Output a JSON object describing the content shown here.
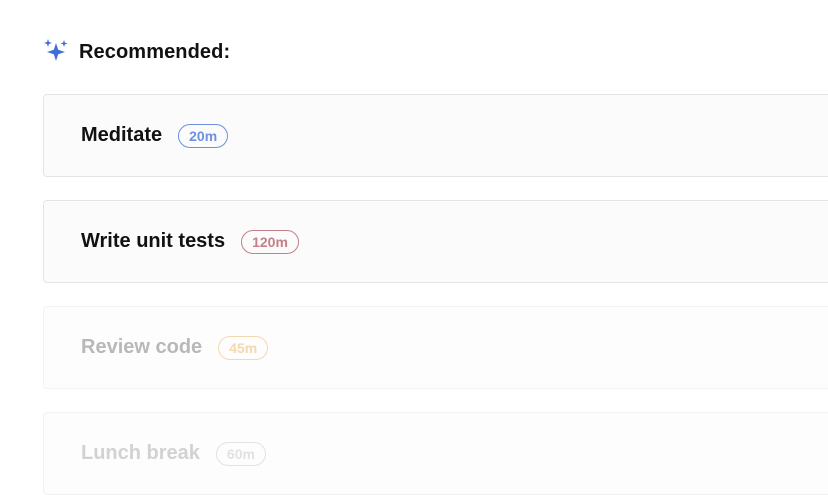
{
  "header": {
    "icon": "sparkles-icon",
    "title": "Recommended:",
    "icon_color": "#3f6fd9"
  },
  "tasks": [
    {
      "title": "Meditate",
      "duration": "20m",
      "badge_color": "#6f8fe0",
      "title_color": "#111111",
      "faded": false
    },
    {
      "title": "Write unit tests",
      "duration": "120m",
      "badge_color": "#c48088",
      "title_color": "#111111",
      "faded": false
    },
    {
      "title": "Review code",
      "duration": "45m",
      "badge_color": "#f4d8b0",
      "title_color": "#b8b8b8",
      "faded": true
    },
    {
      "title": "Lunch break",
      "duration": "60m",
      "badge_color": "#e2e2e2",
      "title_color": "#d2d2d2",
      "faded": true
    }
  ]
}
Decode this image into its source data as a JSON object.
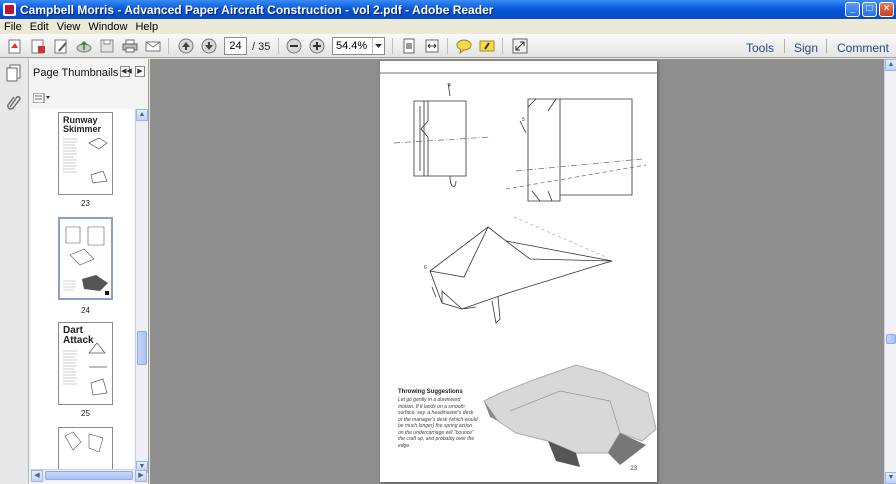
{
  "window": {
    "title": "Campbell Morris - Advanced Paper Aircraft Construction - vol 2.pdf - Adobe Reader",
    "minimize_icon": "minimize-icon",
    "maximize_icon": "maximize-icon",
    "close_icon": "close-icon"
  },
  "menu": [
    "File",
    "Edit",
    "View",
    "Window",
    "Help"
  ],
  "toolbar": {
    "current_page": "24",
    "total_pages": "/ 35",
    "zoom": "54.4%",
    "tools_label": "Tools",
    "sign_label": "Sign",
    "comment_label": "Comment"
  },
  "thumbnails": {
    "header": "Page Thumbnails",
    "pages": [
      {
        "label": "23",
        "heading": "Runway Skimmer"
      },
      {
        "label": "24",
        "heading": ""
      },
      {
        "label": "25",
        "heading": "Dart Attack"
      }
    ]
  },
  "document": {
    "throw_title": "Throwing Suggestions",
    "throw_body": "Let go gently in a downward motion. If it lands on a smooth surface, say, a headmaster's desk or the manager's desk (which would be much longer) the spring action on the undercarriage will \"bounce\" the craft up, and probably over the edge.",
    "page_number": "23",
    "diagram_labels": [
      "4",
      "5",
      "6"
    ]
  },
  "colors": {
    "titlebar": "#0a5adc",
    "doc_background": "#8f8f8f",
    "accent_text": "#2a4a7a"
  }
}
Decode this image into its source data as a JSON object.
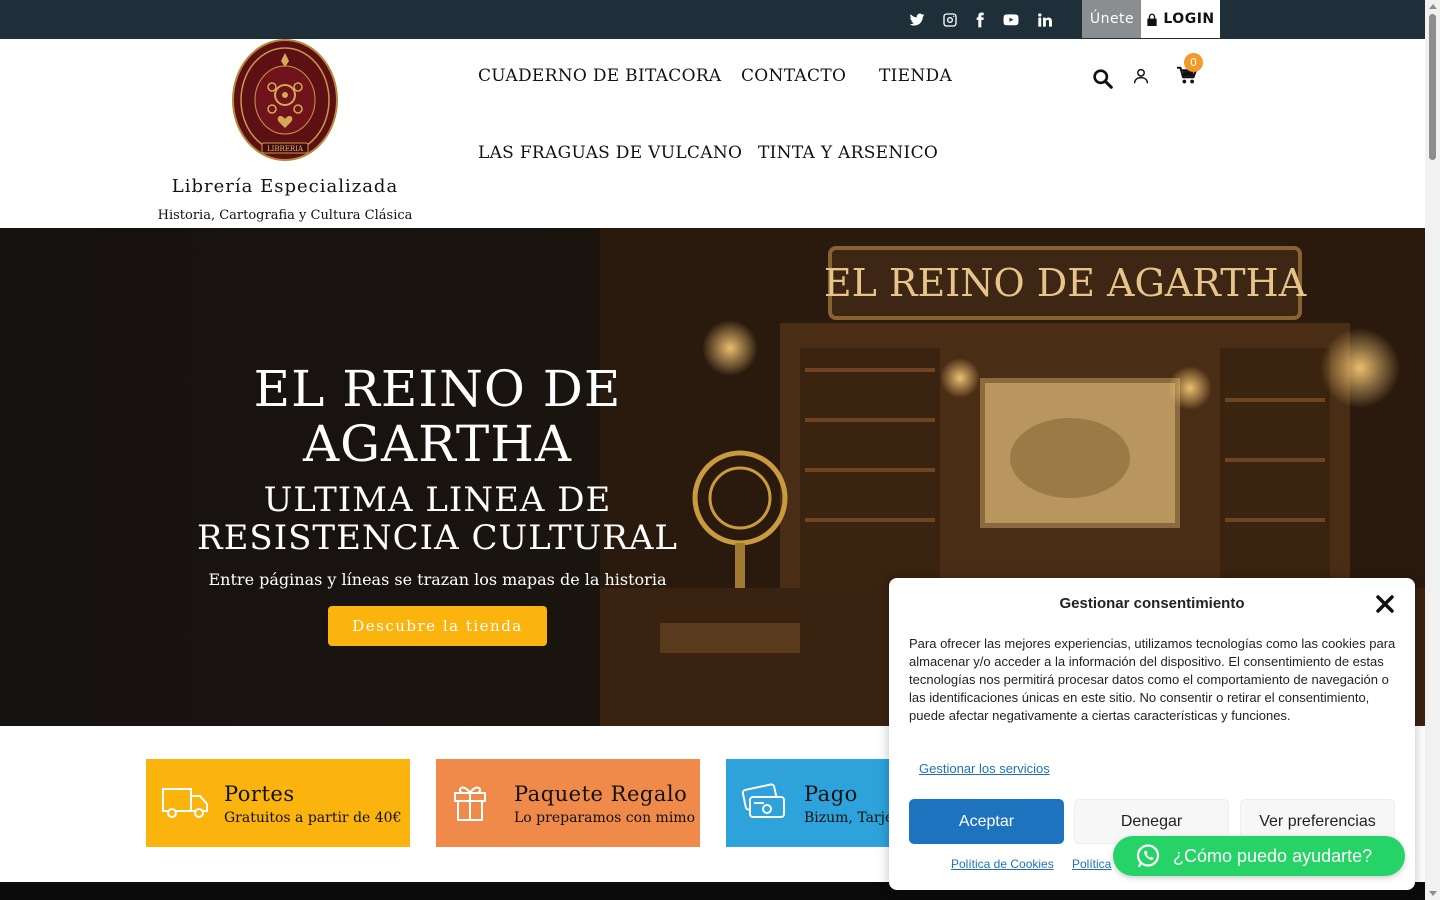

++++++++++++++++++++

- Work to be completed:
Write the entries above out again exactly, but not the pictures.

- Answer in full:
Output a JSON object describing the content shown here.
{
  "header": {
    "icon": "sparkles-icon",
    "title": "Recommended:",
    "icon_color": "#3f6fd9"
  },
  "tasks": [
    {
      "title": "Meditate",
      "duration": "20m",
      "badge_color": "#6f8fe0",
      "title_color": "#111111",
      "faded": false
    },
    {
      "title": "Write unit tests",
      "duration": "120m",
      "badge_color": "#c48088",
      "title_color": "#111111",
      "faded": false
    },
    {
      "title": "Review code",
      "duration": "45m",
      "badge_color": "#f4d8b0",
      "title_color": "#b8b8b8",
      "faded": true
    },
    {
      "title": "Lunch break",
      "duration": "60m",
      "badge_color": "#e2e2e2",
      "title_color": "#d2d2d2",
      "faded": true
    }
  ]
}
Decode this image into its source data as a JSON object.
{
  "window": {
    "title": "Campbell Morris - Advanced Paper Aircraft Construction - vol 2.pdf - Adobe Reader",
    "minimize_icon": "minimize-icon",
    "maximize_icon": "maximize-icon",
    "close_icon": "close-icon"
  },
  "menu": [
    "File",
    "Edit",
    "View",
    "Window",
    "Help"
  ],
  "toolbar": {
    "current_page": "24",
    "total_pages": "/ 35",
    "zoom": "54.4%",
    "tools_label": "Tools",
    "sign_label": "Sign",
    "comment_label": "Comment"
  },
  "thumbnails": {
    "header": "Page Thumbnails",
    "pages": [
      {
        "label": "23",
        "heading": "Runway Skimmer"
      },
      {
        "label": "24",
        "heading": ""
      },
      {
        "label": "25",
        "heading": "Dart Attack"
      }
    ]
  },
  "document": {
    "throw_title": "Throwing Suggestions",
    "throw_body": "Let go gently in a downward motion. If it lands on a smooth surface, say, a headmaster's desk or the manager's desk (which would be much longer) the spring action on the undercarriage will \"bounce\" the craft up, and probably over the edge.",
    "page_number": "23",
    "diagram_labels": [
      "4",
      "5",
      "6"
    ]
  },
  "colors": {
    "titlebar": "#0a5adc",
    "doc_background": "#8f8f8f",
    "accent_text": "#2a4a7a"
  }
}
Decode this image into its source data as a JSON object.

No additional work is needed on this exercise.